What to produce – Every entry here needs to be repeated exactly.

Material provided –
◆ ◆ ◆ ◆ ◆ ◆ ◆

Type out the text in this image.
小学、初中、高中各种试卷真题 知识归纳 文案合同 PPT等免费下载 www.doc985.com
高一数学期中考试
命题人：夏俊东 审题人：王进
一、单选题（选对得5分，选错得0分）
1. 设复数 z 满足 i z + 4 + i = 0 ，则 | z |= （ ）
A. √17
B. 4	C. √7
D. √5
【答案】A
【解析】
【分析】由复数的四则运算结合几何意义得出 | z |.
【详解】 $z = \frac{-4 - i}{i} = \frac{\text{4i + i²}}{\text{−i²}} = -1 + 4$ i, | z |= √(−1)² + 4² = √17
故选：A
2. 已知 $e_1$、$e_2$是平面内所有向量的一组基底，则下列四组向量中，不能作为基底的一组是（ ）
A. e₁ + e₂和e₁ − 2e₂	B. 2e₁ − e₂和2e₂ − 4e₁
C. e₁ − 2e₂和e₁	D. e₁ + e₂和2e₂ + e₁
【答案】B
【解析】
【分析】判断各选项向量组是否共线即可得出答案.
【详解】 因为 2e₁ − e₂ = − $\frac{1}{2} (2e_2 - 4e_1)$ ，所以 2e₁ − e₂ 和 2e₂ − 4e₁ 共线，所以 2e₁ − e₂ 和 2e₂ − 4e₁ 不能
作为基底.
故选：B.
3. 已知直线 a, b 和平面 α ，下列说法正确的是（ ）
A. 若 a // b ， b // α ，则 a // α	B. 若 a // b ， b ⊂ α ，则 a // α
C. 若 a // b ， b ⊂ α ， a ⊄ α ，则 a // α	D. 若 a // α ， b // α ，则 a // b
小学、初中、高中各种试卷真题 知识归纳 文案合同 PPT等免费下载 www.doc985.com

◆ ◆ ◆ ◆ ◆ ◆ ◆

Solved exercise –
Type out the text in this image.
小学、初中、高中各种试卷真题 知识归纳 文案合同 PPT等免费下载 www.doc985.com
高一数学期中考试
命题人：夏俊东 审题人：王进
一、单选题（选对得5分，选错得0分）
1. 设复数 z 满足 i z + 4 + i = 0 ，则 | z |= （ ）
A. √17
B. 4	C. √7
D. √5
【答案】A
【解析】
【分析】由复数的四则运算结合几何意义得出 | z |.
【详解】 $z = \frac{-4 - i}{i} = \frac{\text{4i + i²}}{\text{−i²}} = -1 + 4$ i, | z |= √(−1)² + 4² = √17
故选：A
2. 已知 $e_1$、$e_2$是平面内所有向量的一组基底，则下列四组向量中，不能作为基底的一组是（ ）
A. e₁ + e₂和e₁ − 2e₂	B. 2e₁ − e₂和2e₂ − 4e₁
C. e₁ − 2e₂和e₁	D. e₁ + e₂和2e₂ + e₁
【答案】B
【解析】
【分析】判断各选项向量组是否共线即可得出答案.
【详解】 因为 2e₁ − e₂ = − $\frac{1}{2} (2e_2 - 4e_1)$ ，所以 2e₁ − e₂ 和 2e₂ − 4e₁ 共线，所以 2e₁ − e₂ 和 2e₂ − 4e₁ 不能
作为基底.
故选：B.
3. 已知直线 a, b 和平面 α ，下列说法正确的是（ ）
A. 若 a // b ， b // α ，则 a // α	B. 若 a // b ， b ⊂ α ，则 a // α
C. 若 a // b ， b ⊂ α ， a ⊄ α ，则 a // α	D. 若 a // α ， b // α ，则 a // b
小学、初中、高中各种试卷真题 知识归纳 文案合同 PPT等免费下载 www.doc985.com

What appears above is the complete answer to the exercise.